## Text passage
*** Block opens ***

We know that preparing for the workforce after graduating high school is an exciting journey. However, this leap can feel like a challenging obstacle without meaningful career planning.
ICAP, or an Individual Career Academic Plan, supports students in exploring career, academic, and postsecondary options by providing them with step-by-step actions they need to take in order to be appropriately prepared for life after high school. ICAP is an inclusive program designed for grades 6-12 that encourages students to work with their school counselors to create a plan that ensures the student:
Research indicates that the ICAP process possesses many significant advantages both for students and school staff, including their ability to “increase student motivation, engagement, school connection, and awareness of individual strengths and weaknesses.” It is also the purpose of an ICAP to increase students’ understanding of postsecondary options and activate their awareness of long-term planning. These ideals are beneficial to students as they begin to set goals for themselves after high school and have an extraordinarily positive impact on their ability to successfully navigate transitions in career path for years to come.
Many career planning and development experts agree that parental involvement is crucial for students. Adding this extra layer of guidance and support within the family unit helps to further empower the child to pursue their occupational aspirations with confidence. As a common starting point, school counselors and teachers are encouraged to offer parents and their children information from several credible sources (e.g., books, websites, and other verified resources).
Implementing an ICAP is a collaboratively developed, student-driven process where students cultivate their own informed decisions for postsecondary success based on their interests, skills, and future goals. As counselors meet with the student and hopefully also meet with the parents or guardians to develop the child’s ICAP, it is important to keep the entire experience positive. If the student feels disconnected or ignored during this process, then the effects will almost certainly reflect that. For ICAPs to be truly impactful, they need to be most meaningful to the student.

*** Block closes ***

## Entries provided

*** Block opens ***

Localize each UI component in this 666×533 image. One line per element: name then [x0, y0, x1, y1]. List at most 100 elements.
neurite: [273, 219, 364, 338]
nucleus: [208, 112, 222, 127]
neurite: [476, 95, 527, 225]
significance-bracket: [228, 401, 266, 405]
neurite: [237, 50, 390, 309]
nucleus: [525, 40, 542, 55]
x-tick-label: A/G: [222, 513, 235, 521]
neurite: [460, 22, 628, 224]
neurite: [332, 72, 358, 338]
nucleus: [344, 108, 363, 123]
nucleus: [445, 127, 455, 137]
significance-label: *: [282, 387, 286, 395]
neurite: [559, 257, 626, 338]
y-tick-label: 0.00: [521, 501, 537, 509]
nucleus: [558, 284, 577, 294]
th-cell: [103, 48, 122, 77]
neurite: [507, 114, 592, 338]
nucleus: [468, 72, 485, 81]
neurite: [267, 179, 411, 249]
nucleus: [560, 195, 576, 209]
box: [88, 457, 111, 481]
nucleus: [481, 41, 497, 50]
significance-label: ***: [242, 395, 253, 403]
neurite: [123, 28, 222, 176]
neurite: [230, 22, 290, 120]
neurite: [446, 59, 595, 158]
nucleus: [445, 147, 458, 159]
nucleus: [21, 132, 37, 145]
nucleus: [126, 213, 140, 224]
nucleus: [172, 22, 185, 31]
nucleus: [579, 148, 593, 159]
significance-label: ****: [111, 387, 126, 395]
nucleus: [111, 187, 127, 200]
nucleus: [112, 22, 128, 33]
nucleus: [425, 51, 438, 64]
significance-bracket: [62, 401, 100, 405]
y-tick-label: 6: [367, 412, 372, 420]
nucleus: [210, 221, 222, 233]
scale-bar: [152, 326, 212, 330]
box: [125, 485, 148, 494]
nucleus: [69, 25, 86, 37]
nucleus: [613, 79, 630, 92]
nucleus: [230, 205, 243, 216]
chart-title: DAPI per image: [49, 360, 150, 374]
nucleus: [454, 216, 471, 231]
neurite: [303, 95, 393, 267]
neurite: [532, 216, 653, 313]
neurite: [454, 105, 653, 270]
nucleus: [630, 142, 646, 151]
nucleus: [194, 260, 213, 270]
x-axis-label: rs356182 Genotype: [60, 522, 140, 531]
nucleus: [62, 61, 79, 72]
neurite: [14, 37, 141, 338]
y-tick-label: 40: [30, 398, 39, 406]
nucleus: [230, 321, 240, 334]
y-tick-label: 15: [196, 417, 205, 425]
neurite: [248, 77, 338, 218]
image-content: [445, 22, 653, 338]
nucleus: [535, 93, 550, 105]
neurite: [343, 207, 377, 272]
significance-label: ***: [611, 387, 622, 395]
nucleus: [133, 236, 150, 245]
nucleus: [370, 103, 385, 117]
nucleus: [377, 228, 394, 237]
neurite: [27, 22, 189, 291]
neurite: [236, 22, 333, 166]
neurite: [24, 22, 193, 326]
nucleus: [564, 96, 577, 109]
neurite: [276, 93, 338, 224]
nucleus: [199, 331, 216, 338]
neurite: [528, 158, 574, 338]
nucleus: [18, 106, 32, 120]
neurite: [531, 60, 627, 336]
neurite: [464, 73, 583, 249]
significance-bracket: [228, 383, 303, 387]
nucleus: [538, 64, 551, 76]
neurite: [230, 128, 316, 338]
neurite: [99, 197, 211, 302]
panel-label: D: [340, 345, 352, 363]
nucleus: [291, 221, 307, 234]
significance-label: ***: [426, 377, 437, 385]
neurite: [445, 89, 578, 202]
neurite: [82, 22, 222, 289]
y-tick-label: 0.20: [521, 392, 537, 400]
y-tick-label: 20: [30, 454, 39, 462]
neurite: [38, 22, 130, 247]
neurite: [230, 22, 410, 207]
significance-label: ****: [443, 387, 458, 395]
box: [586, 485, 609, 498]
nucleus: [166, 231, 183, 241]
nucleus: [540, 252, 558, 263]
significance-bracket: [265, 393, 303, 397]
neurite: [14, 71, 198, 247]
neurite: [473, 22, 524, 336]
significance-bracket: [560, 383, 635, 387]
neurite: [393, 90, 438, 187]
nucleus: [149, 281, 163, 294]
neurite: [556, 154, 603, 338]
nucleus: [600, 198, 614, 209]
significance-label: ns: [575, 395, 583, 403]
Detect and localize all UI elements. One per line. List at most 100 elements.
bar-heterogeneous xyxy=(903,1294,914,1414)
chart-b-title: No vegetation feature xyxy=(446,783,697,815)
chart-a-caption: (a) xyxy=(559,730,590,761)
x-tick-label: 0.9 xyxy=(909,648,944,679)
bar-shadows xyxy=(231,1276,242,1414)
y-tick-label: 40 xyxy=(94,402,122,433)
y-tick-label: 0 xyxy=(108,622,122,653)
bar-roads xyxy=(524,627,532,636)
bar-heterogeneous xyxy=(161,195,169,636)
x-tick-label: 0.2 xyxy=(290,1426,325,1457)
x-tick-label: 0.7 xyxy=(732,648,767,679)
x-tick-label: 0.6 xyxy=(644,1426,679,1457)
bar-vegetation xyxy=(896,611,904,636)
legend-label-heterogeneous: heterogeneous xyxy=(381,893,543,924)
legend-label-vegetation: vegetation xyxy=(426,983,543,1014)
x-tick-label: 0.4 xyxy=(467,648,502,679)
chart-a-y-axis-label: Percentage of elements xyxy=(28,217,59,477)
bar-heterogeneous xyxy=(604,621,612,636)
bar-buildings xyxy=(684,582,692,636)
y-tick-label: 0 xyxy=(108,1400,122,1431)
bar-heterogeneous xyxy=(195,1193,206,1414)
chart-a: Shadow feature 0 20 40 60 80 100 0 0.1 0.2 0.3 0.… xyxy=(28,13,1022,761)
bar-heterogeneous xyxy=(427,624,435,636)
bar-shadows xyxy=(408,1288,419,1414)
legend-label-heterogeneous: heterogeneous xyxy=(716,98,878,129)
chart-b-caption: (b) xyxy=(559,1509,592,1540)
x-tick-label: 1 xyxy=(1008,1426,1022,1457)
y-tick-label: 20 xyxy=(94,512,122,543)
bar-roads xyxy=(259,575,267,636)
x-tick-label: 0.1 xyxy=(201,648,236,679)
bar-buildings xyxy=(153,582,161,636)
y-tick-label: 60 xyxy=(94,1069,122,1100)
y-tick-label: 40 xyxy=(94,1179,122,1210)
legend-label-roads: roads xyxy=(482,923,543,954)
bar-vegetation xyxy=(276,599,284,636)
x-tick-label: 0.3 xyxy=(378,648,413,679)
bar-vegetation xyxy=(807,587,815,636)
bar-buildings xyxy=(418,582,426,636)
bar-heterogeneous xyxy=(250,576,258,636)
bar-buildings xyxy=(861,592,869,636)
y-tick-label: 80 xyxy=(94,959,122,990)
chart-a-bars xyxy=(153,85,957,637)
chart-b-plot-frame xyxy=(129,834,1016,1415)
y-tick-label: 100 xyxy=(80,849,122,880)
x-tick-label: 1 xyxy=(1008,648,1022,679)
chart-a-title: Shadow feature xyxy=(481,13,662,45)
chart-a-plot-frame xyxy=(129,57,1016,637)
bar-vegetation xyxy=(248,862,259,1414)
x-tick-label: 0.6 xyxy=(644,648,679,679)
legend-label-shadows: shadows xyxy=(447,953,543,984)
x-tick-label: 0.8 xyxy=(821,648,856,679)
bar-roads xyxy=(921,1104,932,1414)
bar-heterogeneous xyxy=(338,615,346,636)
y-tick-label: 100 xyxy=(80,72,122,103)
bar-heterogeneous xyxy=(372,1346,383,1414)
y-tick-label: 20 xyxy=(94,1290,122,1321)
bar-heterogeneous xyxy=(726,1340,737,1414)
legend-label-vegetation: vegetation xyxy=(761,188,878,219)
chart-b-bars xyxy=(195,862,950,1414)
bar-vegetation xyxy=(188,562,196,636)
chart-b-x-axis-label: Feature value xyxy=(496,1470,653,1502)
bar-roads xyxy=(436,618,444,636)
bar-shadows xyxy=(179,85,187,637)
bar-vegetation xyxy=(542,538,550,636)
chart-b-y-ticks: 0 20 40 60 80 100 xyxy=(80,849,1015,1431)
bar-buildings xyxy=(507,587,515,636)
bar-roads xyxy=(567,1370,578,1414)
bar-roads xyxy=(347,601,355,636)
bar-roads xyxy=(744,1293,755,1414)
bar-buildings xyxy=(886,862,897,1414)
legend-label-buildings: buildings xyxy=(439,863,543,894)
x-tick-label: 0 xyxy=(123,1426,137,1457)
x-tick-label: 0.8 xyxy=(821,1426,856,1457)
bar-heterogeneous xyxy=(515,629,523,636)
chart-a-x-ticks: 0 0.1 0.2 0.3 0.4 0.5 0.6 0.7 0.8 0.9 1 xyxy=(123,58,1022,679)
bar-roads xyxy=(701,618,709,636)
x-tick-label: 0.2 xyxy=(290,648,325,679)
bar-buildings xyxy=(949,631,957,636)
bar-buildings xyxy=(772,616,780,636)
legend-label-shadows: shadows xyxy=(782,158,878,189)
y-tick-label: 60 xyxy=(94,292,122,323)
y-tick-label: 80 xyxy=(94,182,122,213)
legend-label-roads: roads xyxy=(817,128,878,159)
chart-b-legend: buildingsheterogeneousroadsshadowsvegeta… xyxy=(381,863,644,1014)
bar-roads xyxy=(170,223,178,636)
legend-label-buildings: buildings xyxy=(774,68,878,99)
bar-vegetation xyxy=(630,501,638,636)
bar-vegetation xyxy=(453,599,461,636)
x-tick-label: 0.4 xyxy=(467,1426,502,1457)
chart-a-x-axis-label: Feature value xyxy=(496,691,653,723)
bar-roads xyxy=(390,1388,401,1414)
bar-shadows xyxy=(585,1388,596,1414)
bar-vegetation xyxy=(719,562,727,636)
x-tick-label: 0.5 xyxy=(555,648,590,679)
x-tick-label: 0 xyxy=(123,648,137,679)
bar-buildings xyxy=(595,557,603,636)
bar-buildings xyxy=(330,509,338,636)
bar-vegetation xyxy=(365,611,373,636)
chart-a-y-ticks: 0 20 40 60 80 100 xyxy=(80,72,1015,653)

*** Block closes ***

## Problem to solve
In the ICAP text, which grades is the program designed for?

## Response
Grades 6-12.